Problem description ▸ Go through the records and extract every line with the word "image".

Supplied material ▸

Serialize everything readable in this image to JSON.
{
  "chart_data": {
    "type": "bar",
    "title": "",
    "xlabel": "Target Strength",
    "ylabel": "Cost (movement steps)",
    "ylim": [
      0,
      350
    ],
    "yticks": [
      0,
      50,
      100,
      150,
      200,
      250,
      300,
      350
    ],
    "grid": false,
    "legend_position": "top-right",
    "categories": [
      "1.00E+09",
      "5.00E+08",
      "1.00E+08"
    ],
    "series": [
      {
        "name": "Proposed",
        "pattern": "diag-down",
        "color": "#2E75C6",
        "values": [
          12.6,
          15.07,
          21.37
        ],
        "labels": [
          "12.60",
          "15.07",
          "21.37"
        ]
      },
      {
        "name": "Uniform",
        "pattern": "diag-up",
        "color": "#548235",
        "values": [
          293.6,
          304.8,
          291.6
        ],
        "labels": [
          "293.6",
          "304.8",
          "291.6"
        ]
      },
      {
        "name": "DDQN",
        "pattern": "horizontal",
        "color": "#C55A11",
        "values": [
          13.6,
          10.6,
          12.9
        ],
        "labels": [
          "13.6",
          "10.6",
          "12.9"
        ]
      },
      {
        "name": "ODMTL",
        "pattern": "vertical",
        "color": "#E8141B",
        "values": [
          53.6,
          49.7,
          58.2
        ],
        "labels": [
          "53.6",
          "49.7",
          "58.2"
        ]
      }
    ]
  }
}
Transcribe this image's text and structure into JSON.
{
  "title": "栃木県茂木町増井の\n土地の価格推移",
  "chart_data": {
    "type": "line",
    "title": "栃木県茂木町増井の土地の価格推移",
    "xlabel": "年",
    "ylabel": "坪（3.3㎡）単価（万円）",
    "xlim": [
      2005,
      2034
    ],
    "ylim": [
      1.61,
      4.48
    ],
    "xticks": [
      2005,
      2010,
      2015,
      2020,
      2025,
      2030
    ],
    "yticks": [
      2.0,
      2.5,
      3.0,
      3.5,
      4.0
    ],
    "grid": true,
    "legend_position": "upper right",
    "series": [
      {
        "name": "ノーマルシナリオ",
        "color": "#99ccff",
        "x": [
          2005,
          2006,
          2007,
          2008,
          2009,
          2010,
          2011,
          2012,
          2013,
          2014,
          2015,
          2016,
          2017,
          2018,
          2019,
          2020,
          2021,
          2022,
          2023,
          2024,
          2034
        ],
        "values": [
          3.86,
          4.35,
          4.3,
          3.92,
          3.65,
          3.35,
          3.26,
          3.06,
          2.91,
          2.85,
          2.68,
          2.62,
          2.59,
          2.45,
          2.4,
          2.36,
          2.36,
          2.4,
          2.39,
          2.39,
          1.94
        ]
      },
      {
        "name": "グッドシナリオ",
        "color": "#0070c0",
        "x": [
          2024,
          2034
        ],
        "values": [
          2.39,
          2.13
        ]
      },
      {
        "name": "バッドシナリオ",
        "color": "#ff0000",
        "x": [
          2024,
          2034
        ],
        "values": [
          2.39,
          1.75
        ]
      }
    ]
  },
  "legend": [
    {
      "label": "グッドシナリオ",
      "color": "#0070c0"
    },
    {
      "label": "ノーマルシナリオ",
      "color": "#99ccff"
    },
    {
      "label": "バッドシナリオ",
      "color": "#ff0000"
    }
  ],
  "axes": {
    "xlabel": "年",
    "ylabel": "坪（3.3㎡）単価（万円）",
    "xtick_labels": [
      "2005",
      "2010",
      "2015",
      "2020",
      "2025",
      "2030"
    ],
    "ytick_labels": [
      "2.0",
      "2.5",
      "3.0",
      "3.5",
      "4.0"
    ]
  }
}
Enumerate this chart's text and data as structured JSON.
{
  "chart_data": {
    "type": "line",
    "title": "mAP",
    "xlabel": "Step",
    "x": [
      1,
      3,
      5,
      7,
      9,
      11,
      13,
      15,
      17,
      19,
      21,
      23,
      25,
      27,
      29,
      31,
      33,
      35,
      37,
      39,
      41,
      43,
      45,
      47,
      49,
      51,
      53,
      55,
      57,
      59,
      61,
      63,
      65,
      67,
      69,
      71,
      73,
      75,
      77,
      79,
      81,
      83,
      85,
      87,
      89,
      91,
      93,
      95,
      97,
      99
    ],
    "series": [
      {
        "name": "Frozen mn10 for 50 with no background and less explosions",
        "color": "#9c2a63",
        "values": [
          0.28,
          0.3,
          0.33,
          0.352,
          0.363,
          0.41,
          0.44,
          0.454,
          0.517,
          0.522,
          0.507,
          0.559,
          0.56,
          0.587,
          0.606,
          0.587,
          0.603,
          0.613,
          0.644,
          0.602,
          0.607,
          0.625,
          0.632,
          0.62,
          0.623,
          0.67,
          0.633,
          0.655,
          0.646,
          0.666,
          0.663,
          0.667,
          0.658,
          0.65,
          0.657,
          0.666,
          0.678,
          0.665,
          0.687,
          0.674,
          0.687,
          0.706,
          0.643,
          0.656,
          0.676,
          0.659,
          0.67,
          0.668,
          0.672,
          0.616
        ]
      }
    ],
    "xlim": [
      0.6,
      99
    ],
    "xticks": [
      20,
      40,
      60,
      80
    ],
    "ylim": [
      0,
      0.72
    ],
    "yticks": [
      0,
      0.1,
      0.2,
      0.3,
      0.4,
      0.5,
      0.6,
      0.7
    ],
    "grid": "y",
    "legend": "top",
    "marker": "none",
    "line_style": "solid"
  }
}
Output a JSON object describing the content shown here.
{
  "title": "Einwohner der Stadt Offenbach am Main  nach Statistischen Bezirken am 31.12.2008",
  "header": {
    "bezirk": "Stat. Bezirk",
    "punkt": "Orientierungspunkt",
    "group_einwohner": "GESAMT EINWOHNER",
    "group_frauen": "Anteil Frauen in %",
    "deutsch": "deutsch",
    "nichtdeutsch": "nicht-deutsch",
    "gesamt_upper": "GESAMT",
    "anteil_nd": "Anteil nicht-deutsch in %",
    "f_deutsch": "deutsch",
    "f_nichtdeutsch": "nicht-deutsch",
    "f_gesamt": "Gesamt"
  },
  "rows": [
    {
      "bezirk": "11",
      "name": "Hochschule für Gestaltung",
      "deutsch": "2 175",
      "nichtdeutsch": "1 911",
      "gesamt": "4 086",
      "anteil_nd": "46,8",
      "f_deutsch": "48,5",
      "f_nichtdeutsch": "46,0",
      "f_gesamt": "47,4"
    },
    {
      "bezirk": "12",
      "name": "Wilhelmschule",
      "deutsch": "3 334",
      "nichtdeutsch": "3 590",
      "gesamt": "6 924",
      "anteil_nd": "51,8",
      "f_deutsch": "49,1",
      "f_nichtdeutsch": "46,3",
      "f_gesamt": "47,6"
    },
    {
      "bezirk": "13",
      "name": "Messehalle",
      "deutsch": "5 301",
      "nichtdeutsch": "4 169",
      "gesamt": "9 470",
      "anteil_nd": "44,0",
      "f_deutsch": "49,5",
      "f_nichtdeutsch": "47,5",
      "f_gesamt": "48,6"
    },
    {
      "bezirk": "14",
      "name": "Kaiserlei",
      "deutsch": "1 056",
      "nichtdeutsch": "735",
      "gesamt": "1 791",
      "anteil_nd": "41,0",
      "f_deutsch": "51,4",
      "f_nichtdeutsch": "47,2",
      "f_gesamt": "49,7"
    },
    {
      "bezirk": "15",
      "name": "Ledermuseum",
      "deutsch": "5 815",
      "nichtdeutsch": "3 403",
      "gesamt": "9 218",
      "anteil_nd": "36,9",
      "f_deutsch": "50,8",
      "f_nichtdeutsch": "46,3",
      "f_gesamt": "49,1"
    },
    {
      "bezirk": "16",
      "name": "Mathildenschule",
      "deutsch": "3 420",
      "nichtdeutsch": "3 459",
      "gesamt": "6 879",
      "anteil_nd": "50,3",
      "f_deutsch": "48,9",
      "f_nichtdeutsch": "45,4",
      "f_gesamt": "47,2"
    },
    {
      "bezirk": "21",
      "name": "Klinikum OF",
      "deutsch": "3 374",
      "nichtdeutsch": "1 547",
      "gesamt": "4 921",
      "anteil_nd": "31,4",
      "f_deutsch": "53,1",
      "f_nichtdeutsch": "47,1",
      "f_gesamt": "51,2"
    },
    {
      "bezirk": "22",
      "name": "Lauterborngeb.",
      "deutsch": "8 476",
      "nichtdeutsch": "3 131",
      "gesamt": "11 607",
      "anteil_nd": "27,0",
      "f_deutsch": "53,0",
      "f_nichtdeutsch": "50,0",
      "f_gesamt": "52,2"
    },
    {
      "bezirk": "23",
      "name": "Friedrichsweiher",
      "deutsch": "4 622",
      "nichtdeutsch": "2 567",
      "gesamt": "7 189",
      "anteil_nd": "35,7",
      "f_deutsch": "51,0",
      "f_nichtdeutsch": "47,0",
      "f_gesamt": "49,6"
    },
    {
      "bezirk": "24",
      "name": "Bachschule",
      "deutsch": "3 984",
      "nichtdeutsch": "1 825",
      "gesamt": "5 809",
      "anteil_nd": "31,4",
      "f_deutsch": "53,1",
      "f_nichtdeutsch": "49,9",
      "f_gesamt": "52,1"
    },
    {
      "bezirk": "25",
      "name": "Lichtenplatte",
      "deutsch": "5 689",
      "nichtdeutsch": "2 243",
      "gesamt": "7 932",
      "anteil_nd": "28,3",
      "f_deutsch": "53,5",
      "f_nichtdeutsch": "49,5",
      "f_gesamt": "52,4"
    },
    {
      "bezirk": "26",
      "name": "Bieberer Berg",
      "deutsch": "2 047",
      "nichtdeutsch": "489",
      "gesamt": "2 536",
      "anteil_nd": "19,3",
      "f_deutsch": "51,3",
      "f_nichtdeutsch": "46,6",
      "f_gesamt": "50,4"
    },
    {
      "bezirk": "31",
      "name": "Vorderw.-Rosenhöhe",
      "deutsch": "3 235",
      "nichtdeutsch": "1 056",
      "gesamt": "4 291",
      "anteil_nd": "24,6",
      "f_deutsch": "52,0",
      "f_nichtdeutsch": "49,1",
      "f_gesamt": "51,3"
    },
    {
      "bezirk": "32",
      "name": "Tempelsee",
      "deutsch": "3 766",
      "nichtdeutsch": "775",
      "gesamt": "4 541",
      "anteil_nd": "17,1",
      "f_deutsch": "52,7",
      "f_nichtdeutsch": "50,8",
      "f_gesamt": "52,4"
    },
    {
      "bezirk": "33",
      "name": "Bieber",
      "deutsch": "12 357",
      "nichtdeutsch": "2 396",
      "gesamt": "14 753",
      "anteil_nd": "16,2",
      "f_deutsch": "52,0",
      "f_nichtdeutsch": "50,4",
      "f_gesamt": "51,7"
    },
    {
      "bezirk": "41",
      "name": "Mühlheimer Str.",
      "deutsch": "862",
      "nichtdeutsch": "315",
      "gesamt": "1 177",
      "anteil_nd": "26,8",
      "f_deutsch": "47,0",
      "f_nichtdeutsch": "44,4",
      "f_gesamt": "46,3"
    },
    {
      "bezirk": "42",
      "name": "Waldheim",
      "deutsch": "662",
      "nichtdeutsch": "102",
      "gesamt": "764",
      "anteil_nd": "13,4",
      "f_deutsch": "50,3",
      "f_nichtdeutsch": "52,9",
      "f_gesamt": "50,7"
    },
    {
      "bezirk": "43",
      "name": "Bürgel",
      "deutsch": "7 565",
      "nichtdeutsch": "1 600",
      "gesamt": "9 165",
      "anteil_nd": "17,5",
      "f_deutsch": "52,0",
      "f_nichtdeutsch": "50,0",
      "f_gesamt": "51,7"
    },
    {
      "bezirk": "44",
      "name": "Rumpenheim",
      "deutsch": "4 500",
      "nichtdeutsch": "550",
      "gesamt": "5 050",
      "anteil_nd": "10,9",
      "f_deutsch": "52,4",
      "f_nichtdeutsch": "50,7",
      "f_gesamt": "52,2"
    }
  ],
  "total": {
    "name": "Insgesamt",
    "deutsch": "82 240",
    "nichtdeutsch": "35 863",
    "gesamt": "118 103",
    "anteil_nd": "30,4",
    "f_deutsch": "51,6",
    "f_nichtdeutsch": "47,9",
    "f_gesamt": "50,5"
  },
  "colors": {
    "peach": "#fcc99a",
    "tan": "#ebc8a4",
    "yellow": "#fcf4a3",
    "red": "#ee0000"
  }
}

Task response ▸
Serialize everything readable in this image to JSON.
Transcribe this image's text and structure into JSON.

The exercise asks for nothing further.